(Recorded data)

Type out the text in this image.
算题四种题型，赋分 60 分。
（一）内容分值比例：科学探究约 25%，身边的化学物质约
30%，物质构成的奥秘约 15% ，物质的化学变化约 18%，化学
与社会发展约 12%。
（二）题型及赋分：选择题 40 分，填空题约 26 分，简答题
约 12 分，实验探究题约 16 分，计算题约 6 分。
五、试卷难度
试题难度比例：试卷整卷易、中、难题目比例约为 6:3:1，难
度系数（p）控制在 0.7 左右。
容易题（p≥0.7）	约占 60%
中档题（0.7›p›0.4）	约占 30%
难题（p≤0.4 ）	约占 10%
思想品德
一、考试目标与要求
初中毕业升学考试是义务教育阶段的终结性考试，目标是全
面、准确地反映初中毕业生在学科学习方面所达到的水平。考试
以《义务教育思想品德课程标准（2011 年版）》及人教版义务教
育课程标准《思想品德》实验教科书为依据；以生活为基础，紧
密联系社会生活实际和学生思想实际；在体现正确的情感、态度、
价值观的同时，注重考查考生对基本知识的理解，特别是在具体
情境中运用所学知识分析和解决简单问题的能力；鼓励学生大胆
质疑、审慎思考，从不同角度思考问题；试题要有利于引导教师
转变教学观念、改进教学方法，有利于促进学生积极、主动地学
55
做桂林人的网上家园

*Do this*
Write the data from above out again, exactly.

*Answer to the problem*
Type out the text in this image.
算题四种题型，赋分 60 分。
（一）内容分值比例：科学探究约 25%，身边的化学物质约
30%，物质构成的奥秘约 15% ，物质的化学变化约 18%，化学
与社会发展约 12%。
（二）题型及赋分：选择题 40 分，填空题约 26 分，简答题
约 12 分，实验探究题约 16 分，计算题约 6 分。
五、试卷难度
试题难度比例：试卷整卷易、中、难题目比例约为 6:3:1，难
度系数（p）控制在 0.7 左右。
容易题（p≥0.7）	约占 60%
中档题（0.7›p›0.4）	约占 30%
难题（p≤0.4 ）	约占 10%
思想品德
一、考试目标与要求
初中毕业升学考试是义务教育阶段的终结性考试，目标是全
面、准确地反映初中毕业生在学科学习方面所达到的水平。考试
以《义务教育思想品德课程标准（2011 年版）》及人教版义务教
育课程标准《思想品德》实验教科书为依据；以生活为基础，紧
密联系社会生活实际和学生思想实际；在体现正确的情感、态度、
价值观的同时，注重考查考生对基本知识的理解，特别是在具体
情境中运用所学知识分析和解决简单问题的能力；鼓励学生大胆
质疑、审慎思考，从不同角度思考问题；试题要有利于引导教师
转变教学观念、改进教学方法，有利于促进学生积极、主动地学
55
做桂林人的网上家园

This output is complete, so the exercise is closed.